CHALLENGE:
Pull out every line with the word "gain" from the entries below.

#####

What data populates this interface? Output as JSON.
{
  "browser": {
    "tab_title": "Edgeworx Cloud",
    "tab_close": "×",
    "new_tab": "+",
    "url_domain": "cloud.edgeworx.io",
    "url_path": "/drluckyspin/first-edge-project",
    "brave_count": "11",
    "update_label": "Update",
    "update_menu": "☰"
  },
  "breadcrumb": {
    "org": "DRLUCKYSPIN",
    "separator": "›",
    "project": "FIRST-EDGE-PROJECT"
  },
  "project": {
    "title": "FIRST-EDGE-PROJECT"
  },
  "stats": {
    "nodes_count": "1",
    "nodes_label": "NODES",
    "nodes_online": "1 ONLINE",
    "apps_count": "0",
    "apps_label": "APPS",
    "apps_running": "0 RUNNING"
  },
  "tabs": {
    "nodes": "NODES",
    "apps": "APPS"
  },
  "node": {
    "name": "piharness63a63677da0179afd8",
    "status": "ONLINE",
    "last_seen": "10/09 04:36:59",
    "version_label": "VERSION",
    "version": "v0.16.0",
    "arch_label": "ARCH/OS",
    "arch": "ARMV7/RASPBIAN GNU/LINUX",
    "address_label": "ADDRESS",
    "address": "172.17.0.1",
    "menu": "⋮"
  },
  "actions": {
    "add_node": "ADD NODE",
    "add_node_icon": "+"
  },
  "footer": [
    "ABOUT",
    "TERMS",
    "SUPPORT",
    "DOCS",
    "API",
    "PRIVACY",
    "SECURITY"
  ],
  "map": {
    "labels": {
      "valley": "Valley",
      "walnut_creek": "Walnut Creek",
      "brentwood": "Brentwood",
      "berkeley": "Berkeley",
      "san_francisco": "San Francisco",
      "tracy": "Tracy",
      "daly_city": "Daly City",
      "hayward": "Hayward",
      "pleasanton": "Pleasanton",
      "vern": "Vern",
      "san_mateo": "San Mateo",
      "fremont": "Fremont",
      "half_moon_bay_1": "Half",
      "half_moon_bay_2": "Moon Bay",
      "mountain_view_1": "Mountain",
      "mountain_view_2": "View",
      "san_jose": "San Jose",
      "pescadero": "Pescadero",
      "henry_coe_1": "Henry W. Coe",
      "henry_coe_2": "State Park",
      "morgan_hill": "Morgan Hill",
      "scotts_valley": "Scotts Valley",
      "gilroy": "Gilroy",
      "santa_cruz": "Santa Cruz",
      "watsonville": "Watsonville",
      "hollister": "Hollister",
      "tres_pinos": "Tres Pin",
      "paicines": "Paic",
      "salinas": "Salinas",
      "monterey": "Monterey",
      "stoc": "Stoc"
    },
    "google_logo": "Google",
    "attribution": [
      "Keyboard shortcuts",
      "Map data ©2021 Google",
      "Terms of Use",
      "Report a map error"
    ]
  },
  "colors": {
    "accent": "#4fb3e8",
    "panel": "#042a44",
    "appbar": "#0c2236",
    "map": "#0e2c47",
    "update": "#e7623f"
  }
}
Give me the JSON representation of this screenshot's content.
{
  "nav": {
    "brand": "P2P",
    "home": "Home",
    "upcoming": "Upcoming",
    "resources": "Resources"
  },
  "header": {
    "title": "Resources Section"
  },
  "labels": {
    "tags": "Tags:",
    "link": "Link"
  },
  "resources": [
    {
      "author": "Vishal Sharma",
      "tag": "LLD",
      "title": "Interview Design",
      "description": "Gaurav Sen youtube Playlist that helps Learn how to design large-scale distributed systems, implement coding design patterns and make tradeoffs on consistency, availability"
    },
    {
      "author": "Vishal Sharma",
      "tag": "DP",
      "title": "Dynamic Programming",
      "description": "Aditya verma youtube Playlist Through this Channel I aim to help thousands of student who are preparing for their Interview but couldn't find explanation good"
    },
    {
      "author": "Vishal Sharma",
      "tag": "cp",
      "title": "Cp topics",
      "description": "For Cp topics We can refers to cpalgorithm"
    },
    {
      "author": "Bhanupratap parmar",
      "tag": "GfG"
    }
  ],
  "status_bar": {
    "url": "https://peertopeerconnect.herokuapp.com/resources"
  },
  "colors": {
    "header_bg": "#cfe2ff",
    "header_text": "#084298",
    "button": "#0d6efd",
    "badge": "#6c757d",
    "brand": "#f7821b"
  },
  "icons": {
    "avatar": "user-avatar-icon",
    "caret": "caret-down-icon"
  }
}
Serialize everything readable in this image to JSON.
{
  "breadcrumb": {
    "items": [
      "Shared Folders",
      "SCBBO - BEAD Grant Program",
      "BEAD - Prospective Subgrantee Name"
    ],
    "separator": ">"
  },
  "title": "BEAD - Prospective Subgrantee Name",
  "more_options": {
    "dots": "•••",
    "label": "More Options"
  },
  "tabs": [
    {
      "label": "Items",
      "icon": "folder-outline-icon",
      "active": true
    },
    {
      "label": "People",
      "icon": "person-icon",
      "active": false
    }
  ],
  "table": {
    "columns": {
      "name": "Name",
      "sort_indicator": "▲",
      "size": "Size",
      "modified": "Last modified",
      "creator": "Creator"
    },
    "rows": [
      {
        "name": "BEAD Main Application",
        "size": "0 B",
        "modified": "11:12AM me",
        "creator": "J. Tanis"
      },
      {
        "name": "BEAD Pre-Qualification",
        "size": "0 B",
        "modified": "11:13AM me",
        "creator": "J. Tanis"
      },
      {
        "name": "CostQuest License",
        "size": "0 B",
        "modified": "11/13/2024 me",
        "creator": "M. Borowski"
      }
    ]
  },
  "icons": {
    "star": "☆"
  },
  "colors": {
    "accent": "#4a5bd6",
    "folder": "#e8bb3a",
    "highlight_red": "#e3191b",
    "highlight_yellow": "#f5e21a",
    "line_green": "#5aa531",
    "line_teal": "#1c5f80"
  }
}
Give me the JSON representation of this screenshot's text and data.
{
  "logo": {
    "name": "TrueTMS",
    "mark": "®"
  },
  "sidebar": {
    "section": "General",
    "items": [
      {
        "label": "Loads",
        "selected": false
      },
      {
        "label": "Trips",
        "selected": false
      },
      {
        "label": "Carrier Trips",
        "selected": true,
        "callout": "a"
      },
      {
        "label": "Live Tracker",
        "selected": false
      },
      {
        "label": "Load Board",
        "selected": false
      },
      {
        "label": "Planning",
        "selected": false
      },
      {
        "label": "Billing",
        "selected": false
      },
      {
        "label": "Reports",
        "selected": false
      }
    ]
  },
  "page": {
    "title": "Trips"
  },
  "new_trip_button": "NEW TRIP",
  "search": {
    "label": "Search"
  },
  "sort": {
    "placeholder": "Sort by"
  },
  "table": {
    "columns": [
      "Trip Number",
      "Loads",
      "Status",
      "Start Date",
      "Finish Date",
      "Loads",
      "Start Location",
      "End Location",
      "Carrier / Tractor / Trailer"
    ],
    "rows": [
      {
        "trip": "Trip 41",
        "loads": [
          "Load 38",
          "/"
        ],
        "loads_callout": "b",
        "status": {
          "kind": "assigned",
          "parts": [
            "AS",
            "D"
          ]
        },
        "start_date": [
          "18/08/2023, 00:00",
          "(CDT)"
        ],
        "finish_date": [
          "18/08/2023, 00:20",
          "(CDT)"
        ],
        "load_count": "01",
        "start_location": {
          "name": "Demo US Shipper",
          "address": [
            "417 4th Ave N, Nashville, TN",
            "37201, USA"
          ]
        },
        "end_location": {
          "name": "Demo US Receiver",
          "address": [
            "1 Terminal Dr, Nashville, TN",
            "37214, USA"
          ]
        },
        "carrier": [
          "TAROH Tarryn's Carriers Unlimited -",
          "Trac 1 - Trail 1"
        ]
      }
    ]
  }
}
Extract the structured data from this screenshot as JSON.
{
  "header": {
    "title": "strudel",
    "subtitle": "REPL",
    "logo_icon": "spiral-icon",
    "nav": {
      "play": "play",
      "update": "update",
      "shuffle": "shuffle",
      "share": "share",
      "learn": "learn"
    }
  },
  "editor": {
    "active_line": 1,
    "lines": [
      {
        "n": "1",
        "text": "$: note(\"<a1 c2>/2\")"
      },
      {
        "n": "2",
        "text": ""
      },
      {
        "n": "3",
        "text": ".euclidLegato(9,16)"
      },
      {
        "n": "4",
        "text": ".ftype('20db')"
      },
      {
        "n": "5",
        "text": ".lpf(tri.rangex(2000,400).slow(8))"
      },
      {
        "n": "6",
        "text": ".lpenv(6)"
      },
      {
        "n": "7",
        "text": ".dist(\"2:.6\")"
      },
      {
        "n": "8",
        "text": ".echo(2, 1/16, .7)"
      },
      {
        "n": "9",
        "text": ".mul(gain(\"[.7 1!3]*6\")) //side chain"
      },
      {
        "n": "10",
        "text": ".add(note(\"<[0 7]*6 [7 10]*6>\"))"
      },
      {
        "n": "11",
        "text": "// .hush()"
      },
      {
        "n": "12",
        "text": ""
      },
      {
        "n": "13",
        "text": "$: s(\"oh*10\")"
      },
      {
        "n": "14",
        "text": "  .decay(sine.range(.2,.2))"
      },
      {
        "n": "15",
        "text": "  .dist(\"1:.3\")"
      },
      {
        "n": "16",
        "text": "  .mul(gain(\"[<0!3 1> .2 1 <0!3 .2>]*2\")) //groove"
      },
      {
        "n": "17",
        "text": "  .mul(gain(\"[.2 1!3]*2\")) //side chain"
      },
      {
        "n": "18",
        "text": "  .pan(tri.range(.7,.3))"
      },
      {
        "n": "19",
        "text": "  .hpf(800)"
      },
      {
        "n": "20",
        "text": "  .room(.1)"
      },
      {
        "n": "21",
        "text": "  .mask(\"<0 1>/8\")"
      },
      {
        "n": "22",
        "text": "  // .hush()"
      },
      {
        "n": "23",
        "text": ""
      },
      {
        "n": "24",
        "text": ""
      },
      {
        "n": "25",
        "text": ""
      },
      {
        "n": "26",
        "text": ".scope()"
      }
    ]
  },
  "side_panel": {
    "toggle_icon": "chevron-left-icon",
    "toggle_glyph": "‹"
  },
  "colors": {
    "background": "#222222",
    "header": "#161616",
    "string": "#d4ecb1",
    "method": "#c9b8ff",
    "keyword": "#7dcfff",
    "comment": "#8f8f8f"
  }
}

#####

RESULT FOR THIS TASK:
        "text": ".mul(gain(\"[.7 1!3]*6\")) //side chain"
        "text": "  .mul(gain(\"[<0!3 1> .2 1 <0!3 .2>]*2\")) //groove"
        "text": "  .mul(gain(\"[.2 1!3]*2\")) //side chain"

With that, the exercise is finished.